Items from a data source:

====================

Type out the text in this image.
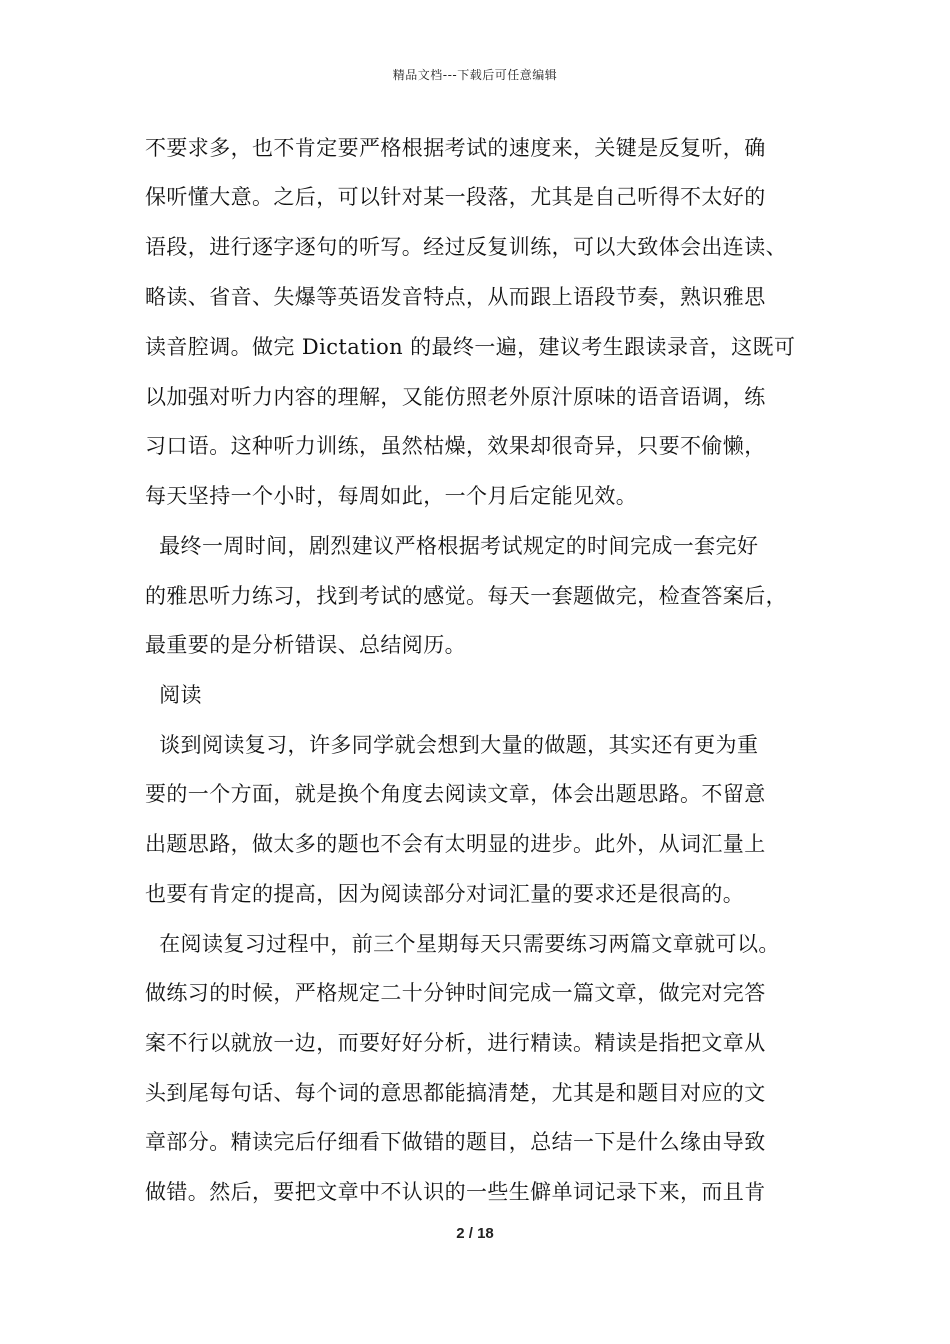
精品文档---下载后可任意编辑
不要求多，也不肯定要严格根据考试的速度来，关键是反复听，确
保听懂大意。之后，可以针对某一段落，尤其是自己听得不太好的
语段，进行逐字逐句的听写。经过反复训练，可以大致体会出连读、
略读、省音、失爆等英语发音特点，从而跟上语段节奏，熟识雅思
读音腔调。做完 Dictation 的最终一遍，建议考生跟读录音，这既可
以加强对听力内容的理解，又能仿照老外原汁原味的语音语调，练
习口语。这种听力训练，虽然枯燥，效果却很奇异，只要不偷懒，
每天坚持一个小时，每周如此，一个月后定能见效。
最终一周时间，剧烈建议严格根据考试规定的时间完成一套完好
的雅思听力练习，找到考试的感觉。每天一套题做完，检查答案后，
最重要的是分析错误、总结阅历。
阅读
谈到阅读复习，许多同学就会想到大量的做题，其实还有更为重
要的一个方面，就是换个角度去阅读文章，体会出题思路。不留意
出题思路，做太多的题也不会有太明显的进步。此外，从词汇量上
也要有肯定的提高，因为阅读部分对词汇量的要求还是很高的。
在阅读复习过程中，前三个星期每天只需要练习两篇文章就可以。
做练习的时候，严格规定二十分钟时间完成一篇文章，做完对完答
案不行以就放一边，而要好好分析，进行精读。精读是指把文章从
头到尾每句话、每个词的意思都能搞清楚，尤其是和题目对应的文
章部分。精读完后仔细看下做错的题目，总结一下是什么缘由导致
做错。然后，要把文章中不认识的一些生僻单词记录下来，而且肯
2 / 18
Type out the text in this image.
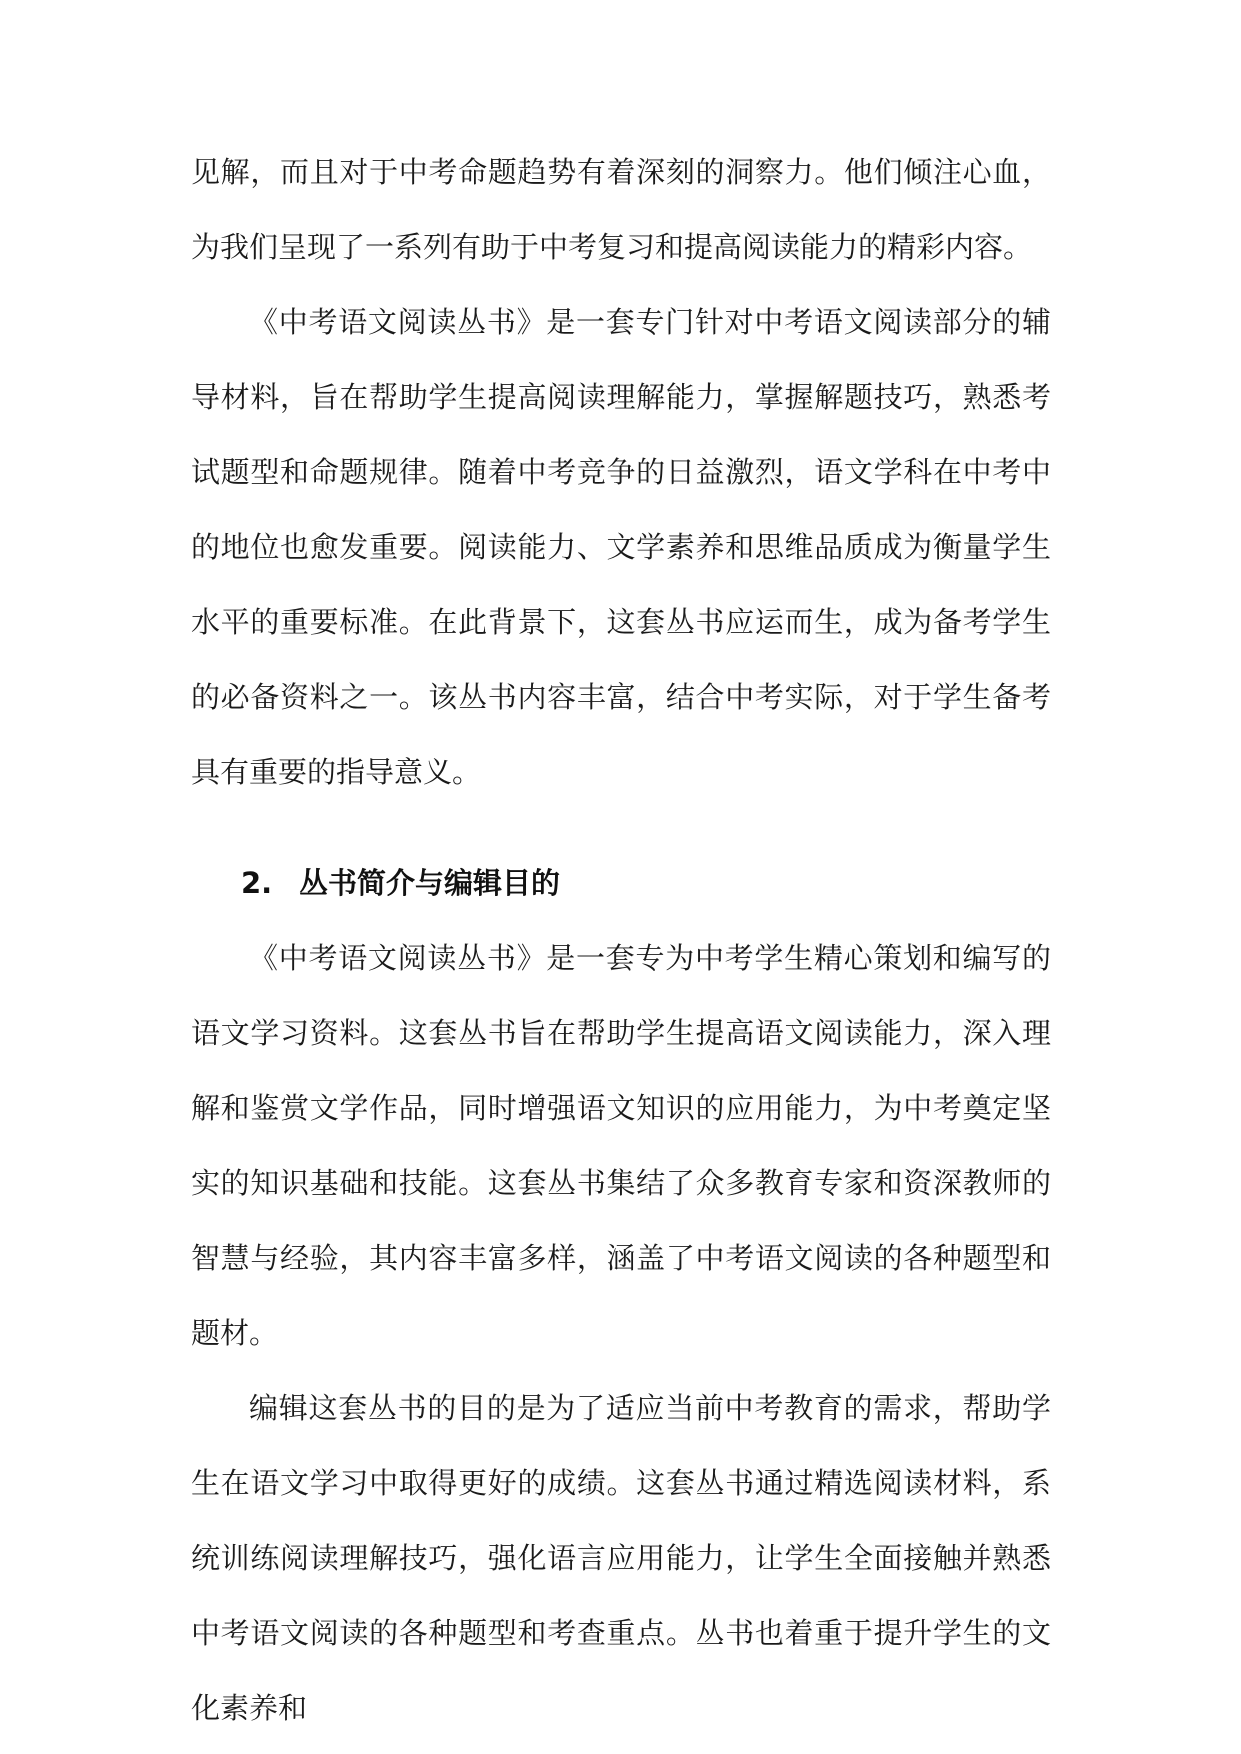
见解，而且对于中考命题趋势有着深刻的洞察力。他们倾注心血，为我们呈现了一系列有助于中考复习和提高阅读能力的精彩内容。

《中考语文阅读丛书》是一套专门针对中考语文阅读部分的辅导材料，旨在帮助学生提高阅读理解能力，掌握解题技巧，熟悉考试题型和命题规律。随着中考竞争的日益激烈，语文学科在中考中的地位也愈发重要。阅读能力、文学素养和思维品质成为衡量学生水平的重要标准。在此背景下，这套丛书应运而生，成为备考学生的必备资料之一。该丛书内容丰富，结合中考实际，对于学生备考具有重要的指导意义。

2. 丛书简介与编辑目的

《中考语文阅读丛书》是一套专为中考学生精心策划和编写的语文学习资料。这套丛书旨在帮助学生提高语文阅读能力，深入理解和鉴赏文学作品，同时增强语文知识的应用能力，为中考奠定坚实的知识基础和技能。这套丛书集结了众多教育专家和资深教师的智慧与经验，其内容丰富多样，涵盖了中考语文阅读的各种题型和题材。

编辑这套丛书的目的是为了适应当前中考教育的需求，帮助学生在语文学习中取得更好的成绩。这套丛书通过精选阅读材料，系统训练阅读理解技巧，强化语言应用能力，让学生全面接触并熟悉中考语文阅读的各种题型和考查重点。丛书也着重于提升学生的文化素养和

====================

■ **What the exercise asks**:
List each line of the records that holds the string "中考语文阅读丛书".

■ **Reply to the exercise**:
《中考语文阅读丛书》是一套专门针对中考语文阅读部分的辅导材料，旨在帮助学生提高阅读理解能力，掌握解题技巧，熟悉考试题型和命题规律。随着中考竞争的日益激烈，语文学科在中考中的地位也愈发重要。阅读能力、文学素养和思维品质成为衡量学生水平的重要标准。在此背景下，这套丛书应运而生，成为备考学生的必备资料之一。该丛书内容丰富，结合中考实际，对于学生备考具有重要的指导意义。
《中考语文阅读丛书》是一套专为中考学生精心策划和编写的语文学习资料。这套丛书旨在帮助学生提高语文阅读能力，深入理解和鉴赏文学作品，同时增强语文知识的应用能力，为中考奠定坚实的知识基础和技能。这套丛书集结了众多教育专家和资深教师的智慧与经验，其内容丰富多样，涵盖了中考语文阅读的各种题型和题材。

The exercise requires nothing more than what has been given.